>> BEGIN
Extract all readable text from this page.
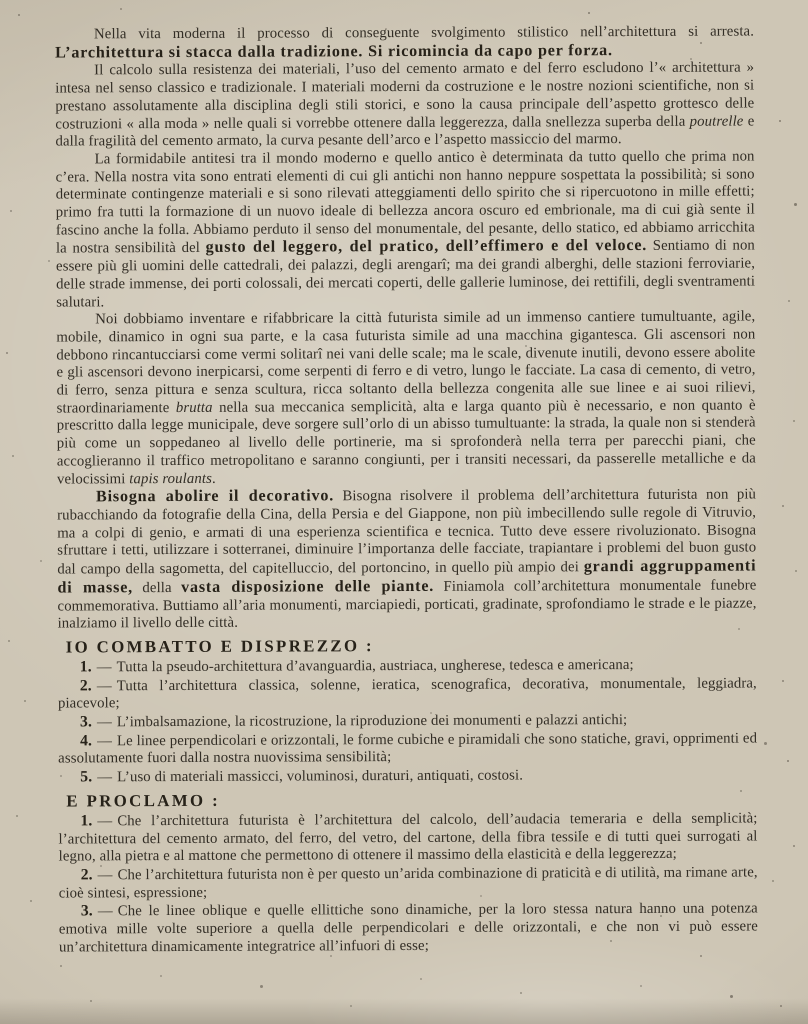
Nella vita moderna il processo di conseguente svolgimento stilistico nell’architettura si arresta. L’architettura si stacca dalla tradizione. Si ricomincia da capo per forza.

Il calcolo sulla resistenza dei materiali, l’uso del cemento armato e del ferro escludono l’« architettura » intesa nel senso classico e tradizionale. I materiali moderni da costruzione e le nostre nozioni scientifiche, non si prestano assolutamente alla disciplina degli stili storici, e sono la causa principale dell’aspetto grottesco delle costruzioni « alla moda » nelle quali si vorrebbe ottenere dalla leggerezza, dalla snellezza superba della poutrelle e dalla fragilità del cemento armato, la curva pesante dell’arco e l’aspetto massiccio del marmo.

La formidabile antitesi tra il mondo moderno e quello antico è determinata da tutto quello che prima non c’era. Nella nostra vita sono entrati elementi di cui gli antichi non hanno neppure sospettata la possibilità; si sono determinate contingenze materiali e si sono rilevati atteggiamenti dello spirito che si ripercuotono in mille effetti; primo fra tutti la formazione di un nuovo ideale di bellezza ancora oscuro ed embrionale, ma di cui già sente il fascino anche la folla. Abbiamo perduto il senso del monumentale, del pesante, dello statico, ed abbiamo arricchita la nostra sensibilità del gusto del leggero, del pratico, dell’effimero e del veloce. Sentiamo di non essere più gli uomini delle cattedrali, dei palazzi, degli arengarî; ma dei grandi alberghi, delle stazioni ferroviarie, delle strade immense, dei porti colossali, dei mercati coperti, delle gallerie luminose, dei rettifili, degli sventramenti salutari.

Noi dobbiamo inventare e rifabbricare la città futurista simile ad un immenso cantiere tumultuante, agile, mobile, dinamico in ogni sua parte, e la casa futurista simile ad una macchina gigantesca. Gli ascensori non debbono rincantucciarsi come vermi solitarî nei vani delle scale; ma le scale, divenute inutili, devono essere abolite e gli ascensori devono inerpicarsi, come serpenti di ferro e di vetro, lungo le facciate. La casa di cemento, di vetro, di ferro, senza pittura e senza scultura, ricca soltanto della bellezza congenita alle sue linee e ai suoi rilievi, straordinariamente brutta nella sua meccanica semplicità, alta e larga quanto più è necessario, e non quanto è prescritto dalla legge municipale, deve sorgere sull’orlo di un abisso tumultuante: la strada, la quale non si stenderà più come un soppedaneo al livello delle portinerie, ma si sprofonderà nella terra per parecchi piani, che accoglieranno il traffico metropolitano e saranno congiunti, per i transiti necessari, da passerelle metalliche e da velocissimi tapis roulants.

Bisogna abolire il decorativo. Bisogna risolvere il problema dell’architettura futurista non più rubacchiando da fotografie della Cina, della Persia e del Giappone, non più imbecillendo sulle regole di Vitruvio, ma a colpi di genio, e armati di una esperienza scientifica e tecnica. Tutto deve essere rivoluzionato. Bisogna sfruttare i tetti, utilizzare i sotterranei, diminuire l’importanza delle facciate, trapiantare i problemi del buon gusto dal campo della sagometta, del capitelluccio, del portoncino, in quello più ampio dei grandi aggruppamenti di masse, della vasta disposizione delle piante. Finiamola coll’architettura monumentale funebre commemorativa. Buttiamo all’aria monumenti, marciapiedi, porticati, gradinate, sprofondiamo le strade e le piazze, inalziamo il livello delle città.

IO COMBATTO E DISPREZZO :

1. — Tutta la pseudo-architettura d’avanguardia, austriaca, ungherese, tedesca e americana;

2. — Tutta l’architettura classica, solenne, ieratica, scenografica, decorativa, monumentale, leggiadra, piacevole;

3. — L’imbalsamazione, la ricostruzione, la riproduzione dei monumenti e palazzi antichi;

4. — Le linee perpendicolari e orizzontali, le forme cubiche e piramidali che sono statiche, gravi, opprimenti ed assolutamente fuori dalla nostra nuovissima sensibilità;

5. — L’uso di materiali massicci, voluminosi, duraturi, antiquati, costosi.

E PROCLAMO :

1. — Che l’architettura futurista è l’architettura del calcolo, dell’audacia temeraria e della semplicità; l’architettura del cemento armato, del ferro, del vetro, del cartone, della fibra tessile e di tutti quei surrogati al legno, alla pietra e al mattone che permettono di ottenere il massimo della elasticità e della leggerezza;

2. — Che l’architettura futurista non è per questo un’arida combinazione di praticità e di utilità, ma rimane arte, cioè sintesi, espressione;

3. — Che le linee oblique e quelle ellittiche sono dinamiche, per la loro stessa natura hanno una potenza emotiva mille volte superiore a quella delle perpendicolari e delle orizzontali, e che non vi può essere un’architettura dinamicamente integratrice all’infuori di esse;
>> END
**Exercise:**
The listing above needs to be output again exactly. Don't include the pictures.

**Full answer:**
Extract all readable text from this page.
Nella vita moderna il processo di conseguente svolgimento stilistico nell’architettura si arresta. L’architettura si stacca dalla tradizione. Si ricomincia da capo per forza.

Il calcolo sulla resistenza dei materiali, l’uso del cemento armato e del ferro escludono l’« architettura » intesa nel senso classico e tradizionale. I materiali moderni da costruzione e le nostre nozioni scientifiche, non si prestano assolutamente alla disciplina degli stili storici, e sono la causa principale dell’aspetto grottesco delle costruzioni « alla moda » nelle quali si vorrebbe ottenere dalla leggerezza, dalla snellezza superba della poutrelle e dalla fragilità del cemento armato, la curva pesante dell’arco e l’aspetto massiccio del marmo.

La formidabile antitesi tra il mondo moderno e quello antico è determinata da tutto quello che prima non c’era. Nella nostra vita sono entrati elementi di cui gli antichi non hanno neppure sospettata la possibilità; si sono determinate contingenze materiali e si sono rilevati atteggiamenti dello spirito che si ripercuotono in mille effetti; primo fra tutti la formazione di un nuovo ideale di bellezza ancora oscuro ed embrionale, ma di cui già sente il fascino anche la folla. Abbiamo perduto il senso del monumentale, del pesante, dello statico, ed abbiamo arricchita la nostra sensibilità del gusto del leggero, del pratico, dell’effimero e del veloce. Sentiamo di non essere più gli uomini delle cattedrali, dei palazzi, degli arengarî; ma dei grandi alberghi, delle stazioni ferroviarie, delle strade immense, dei porti colossali, dei mercati coperti, delle gallerie luminose, dei rettifili, degli sventramenti salutari.

Noi dobbiamo inventare e rifabbricare la città futurista simile ad un immenso cantiere tumultuante, agile, mobile, dinamico in ogni sua parte, e la casa futurista simile ad una macchina gigantesca. Gli ascensori non debbono rincantucciarsi come vermi solitarî nei vani delle scale; ma le scale, divenute inutili, devono essere abolite e gli ascensori devono inerpicarsi, come serpenti di ferro e di vetro, lungo le facciate. La casa di cemento, di vetro, di ferro, senza pittura e senza scultura, ricca soltanto della bellezza congenita alle sue linee e ai suoi rilievi, straordinariamente brutta nella sua meccanica semplicità, alta e larga quanto più è necessario, e non quanto è prescritto dalla legge municipale, deve sorgere sull’orlo di un abisso tumultuante: la strada, la quale non si stenderà più come un soppedaneo al livello delle portinerie, ma si sprofonderà nella terra per parecchi piani, che accoglieranno il traffico metropolitano e saranno congiunti, per i transiti necessari, da passerelle metalliche e da velocissimi tapis roulants.

Bisogna abolire il decorativo. Bisogna risolvere il problema dell’architettura futurista non più rubacchiando da fotografie della Cina, della Persia e del Giappone, non più imbecillendo sulle regole di Vitruvio, ma a colpi di genio, e armati di una esperienza scientifica e tecnica. Tutto deve essere rivoluzionato. Bisogna sfruttare i tetti, utilizzare i sotterranei, diminuire l’importanza delle facciate, trapiantare i problemi del buon gusto dal campo della sagometta, del capitelluccio, del portoncino, in quello più ampio dei grandi aggruppamenti di masse, della vasta disposizione delle piante. Finiamola coll’architettura monumentale funebre commemorativa. Buttiamo all’aria monumenti, marciapiedi, porticati, gradinate, sprofondiamo le strade e le piazze, inalziamo il livello delle città.

IO COMBATTO E DISPREZZO :

1. — Tutta la pseudo-architettura d’avanguardia, austriaca, ungherese, tedesca e americana;

2. — Tutta l’architettura classica, solenne, ieratica, scenografica, decorativa, monumentale, leggiadra, piacevole;

3. — L’imbalsamazione, la ricostruzione, la riproduzione dei monumenti e palazzi antichi;

4. — Le linee perpendicolari e orizzontali, le forme cubiche e piramidali che sono statiche, gravi, opprimenti ed assolutamente fuori dalla nostra nuovissima sensibilità;

5. — L’uso di materiali massicci, voluminosi, duraturi, antiquati, costosi.

E PROCLAMO :

1. — Che l’architettura futurista è l’architettura del calcolo, dell’audacia temeraria e della semplicità; l’architettura del cemento armato, del ferro, del vetro, del cartone, della fibra tessile e di tutti quei surrogati al legno, alla pietra e al mattone che permettono di ottenere il massimo della elasticità e della leggerezza;

2. — Che l’architettura futurista non è per questo un’arida combinazione di praticità e di utilità, ma rimane arte, cioè sintesi, espressione;

3. — Che le linee oblique e quelle ellittiche sono dinamiche, per la loro stessa natura hanno una potenza emotiva mille volte superiore a quella delle perpendicolari e delle orizzontali, e che non vi può essere un’architettura dinamicamente integratrice all’infuori di esse;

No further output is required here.